■ **WHAT YOU HAVE TO DO**
Below are some records. Pull every line that contains the word "name".

(Figure content listings)

>> begin

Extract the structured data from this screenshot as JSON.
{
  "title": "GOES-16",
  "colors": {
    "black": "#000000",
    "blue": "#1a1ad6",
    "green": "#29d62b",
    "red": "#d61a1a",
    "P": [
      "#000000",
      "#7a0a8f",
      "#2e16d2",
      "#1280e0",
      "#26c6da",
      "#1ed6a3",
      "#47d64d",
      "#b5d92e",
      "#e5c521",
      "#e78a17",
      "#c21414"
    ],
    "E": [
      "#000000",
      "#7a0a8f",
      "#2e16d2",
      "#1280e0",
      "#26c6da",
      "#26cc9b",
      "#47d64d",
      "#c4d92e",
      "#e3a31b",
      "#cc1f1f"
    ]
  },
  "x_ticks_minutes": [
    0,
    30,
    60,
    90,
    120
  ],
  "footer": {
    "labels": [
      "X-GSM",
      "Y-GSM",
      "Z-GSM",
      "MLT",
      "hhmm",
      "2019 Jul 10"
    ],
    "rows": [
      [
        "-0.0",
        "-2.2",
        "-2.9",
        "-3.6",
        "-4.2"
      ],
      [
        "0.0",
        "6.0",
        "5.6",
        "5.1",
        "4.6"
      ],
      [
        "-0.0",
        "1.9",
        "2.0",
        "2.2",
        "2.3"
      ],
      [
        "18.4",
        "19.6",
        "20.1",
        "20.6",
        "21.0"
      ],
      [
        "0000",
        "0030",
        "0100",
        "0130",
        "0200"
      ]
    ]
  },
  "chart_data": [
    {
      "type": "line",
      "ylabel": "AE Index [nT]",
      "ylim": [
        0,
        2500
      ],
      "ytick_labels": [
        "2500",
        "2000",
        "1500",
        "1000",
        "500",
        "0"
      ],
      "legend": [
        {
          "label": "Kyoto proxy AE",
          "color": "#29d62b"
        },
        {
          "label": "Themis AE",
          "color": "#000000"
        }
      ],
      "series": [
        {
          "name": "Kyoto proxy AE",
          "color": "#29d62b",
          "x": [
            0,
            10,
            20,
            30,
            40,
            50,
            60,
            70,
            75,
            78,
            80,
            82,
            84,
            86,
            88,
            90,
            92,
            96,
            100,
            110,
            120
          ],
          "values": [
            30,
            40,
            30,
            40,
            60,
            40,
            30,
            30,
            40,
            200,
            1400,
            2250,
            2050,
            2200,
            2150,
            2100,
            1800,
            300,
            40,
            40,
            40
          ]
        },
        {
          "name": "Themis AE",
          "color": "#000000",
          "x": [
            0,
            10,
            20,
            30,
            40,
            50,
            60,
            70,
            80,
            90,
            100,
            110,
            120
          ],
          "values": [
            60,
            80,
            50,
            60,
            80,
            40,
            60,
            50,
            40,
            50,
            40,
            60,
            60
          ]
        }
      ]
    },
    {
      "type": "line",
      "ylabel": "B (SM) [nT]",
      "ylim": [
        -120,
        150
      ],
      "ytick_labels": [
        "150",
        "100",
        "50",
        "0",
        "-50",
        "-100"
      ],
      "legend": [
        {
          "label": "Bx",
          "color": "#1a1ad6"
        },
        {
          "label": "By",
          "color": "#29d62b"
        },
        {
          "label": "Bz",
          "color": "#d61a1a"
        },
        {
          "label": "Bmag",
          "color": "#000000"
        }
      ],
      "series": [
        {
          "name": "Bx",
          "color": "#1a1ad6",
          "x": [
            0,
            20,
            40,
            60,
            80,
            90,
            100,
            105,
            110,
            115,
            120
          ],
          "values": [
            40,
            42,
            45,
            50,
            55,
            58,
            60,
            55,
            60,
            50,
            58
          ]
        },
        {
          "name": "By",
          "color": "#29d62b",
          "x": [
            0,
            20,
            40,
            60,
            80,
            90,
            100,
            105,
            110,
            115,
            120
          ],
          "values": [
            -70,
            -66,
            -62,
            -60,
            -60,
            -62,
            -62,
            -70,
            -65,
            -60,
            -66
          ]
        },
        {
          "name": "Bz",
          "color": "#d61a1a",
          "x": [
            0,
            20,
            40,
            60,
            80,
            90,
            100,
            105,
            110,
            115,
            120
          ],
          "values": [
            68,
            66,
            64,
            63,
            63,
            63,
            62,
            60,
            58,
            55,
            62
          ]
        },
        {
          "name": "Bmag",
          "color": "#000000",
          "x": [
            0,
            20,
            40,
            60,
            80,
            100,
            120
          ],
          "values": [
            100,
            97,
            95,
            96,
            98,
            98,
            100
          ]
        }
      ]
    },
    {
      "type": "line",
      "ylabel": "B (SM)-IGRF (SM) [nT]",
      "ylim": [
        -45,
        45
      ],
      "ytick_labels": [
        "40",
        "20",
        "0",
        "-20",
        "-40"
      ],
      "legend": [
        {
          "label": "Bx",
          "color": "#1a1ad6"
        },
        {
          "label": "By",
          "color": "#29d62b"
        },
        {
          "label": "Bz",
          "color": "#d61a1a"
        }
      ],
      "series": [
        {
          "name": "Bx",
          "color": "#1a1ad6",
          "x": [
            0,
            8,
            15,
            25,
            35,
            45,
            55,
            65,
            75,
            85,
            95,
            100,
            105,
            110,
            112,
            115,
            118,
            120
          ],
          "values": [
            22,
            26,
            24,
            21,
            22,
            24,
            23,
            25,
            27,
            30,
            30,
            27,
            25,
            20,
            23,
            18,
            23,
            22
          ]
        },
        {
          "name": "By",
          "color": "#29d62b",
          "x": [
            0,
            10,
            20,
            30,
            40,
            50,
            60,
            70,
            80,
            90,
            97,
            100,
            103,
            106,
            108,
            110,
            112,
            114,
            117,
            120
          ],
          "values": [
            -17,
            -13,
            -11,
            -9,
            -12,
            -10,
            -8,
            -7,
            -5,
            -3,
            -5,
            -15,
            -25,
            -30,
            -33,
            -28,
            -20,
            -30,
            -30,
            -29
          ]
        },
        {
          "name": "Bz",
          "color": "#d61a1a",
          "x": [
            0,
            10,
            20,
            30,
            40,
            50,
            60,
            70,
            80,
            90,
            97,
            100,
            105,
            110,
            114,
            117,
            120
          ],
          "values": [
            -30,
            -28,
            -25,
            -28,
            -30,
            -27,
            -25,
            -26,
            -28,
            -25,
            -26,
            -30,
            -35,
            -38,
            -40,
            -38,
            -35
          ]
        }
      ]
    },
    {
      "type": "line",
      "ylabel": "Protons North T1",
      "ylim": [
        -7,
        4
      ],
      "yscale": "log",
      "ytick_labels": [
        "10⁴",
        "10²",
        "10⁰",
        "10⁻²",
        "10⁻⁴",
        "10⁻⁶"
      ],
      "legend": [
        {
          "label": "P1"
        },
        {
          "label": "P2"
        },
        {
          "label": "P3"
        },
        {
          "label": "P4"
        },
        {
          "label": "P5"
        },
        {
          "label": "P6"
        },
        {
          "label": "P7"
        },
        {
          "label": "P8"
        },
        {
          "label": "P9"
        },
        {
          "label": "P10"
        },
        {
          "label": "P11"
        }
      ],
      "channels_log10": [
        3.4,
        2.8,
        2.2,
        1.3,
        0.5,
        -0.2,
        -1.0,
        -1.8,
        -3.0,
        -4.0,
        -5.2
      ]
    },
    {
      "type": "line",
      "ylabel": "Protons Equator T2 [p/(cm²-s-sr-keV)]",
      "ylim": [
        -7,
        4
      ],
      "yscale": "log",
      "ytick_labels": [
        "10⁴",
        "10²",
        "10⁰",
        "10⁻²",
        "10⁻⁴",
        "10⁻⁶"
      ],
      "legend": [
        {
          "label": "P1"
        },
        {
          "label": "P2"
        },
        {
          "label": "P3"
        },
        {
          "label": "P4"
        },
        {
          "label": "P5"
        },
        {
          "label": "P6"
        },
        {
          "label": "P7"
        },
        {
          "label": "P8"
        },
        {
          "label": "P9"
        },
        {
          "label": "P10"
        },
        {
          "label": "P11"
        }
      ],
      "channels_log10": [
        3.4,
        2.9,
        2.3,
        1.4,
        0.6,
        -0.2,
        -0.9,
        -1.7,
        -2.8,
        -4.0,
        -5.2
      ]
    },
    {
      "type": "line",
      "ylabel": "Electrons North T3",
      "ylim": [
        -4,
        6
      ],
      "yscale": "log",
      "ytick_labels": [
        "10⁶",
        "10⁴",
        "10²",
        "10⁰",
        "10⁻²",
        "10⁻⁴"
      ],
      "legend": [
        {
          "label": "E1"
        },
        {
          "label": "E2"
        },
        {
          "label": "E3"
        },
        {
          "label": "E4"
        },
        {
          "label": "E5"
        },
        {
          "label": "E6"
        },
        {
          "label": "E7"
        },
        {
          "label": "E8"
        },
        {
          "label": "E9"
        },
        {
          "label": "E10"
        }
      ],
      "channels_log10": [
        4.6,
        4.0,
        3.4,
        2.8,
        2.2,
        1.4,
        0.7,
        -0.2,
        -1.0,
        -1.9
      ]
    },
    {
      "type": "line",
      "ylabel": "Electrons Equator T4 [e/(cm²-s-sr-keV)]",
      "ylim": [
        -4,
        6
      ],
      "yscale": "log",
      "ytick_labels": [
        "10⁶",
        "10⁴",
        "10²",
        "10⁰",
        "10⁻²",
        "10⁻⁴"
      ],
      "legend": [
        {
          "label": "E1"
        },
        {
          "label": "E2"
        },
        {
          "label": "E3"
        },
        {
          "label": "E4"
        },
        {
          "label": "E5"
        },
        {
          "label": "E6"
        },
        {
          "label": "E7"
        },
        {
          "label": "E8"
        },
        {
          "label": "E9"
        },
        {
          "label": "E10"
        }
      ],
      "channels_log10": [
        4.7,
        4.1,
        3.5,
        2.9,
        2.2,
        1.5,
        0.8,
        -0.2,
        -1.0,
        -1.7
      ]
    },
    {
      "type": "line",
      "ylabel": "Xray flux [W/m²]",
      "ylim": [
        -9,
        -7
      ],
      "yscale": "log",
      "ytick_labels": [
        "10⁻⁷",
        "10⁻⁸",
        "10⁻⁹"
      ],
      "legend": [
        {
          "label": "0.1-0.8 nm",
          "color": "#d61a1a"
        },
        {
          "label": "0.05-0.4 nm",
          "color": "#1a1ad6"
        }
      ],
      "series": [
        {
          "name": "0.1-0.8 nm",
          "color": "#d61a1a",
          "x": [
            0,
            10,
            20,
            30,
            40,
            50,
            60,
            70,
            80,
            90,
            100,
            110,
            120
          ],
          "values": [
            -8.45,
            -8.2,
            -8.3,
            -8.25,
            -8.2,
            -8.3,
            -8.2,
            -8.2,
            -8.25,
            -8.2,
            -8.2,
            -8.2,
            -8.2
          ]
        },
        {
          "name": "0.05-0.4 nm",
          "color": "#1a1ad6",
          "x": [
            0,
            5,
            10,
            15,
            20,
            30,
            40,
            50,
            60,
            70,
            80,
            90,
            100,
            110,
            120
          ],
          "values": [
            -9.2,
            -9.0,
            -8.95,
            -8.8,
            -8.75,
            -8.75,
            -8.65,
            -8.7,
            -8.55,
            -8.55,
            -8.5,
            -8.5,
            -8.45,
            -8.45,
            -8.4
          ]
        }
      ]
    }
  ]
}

>> end

■ **ANSWER TO THE PROBLEM**
          "name": "Kyoto proxy AE",
          "name": "Themis AE",
          "name": "Bx",
          "name": "By",
          "name": "Bz",
          "name": "Bmag",
          "name": "Bx",
          "name": "By",
          "name": "Bz",
          "name": "0.1-0.8 nm",
          "name": "0.05-0.4 nm",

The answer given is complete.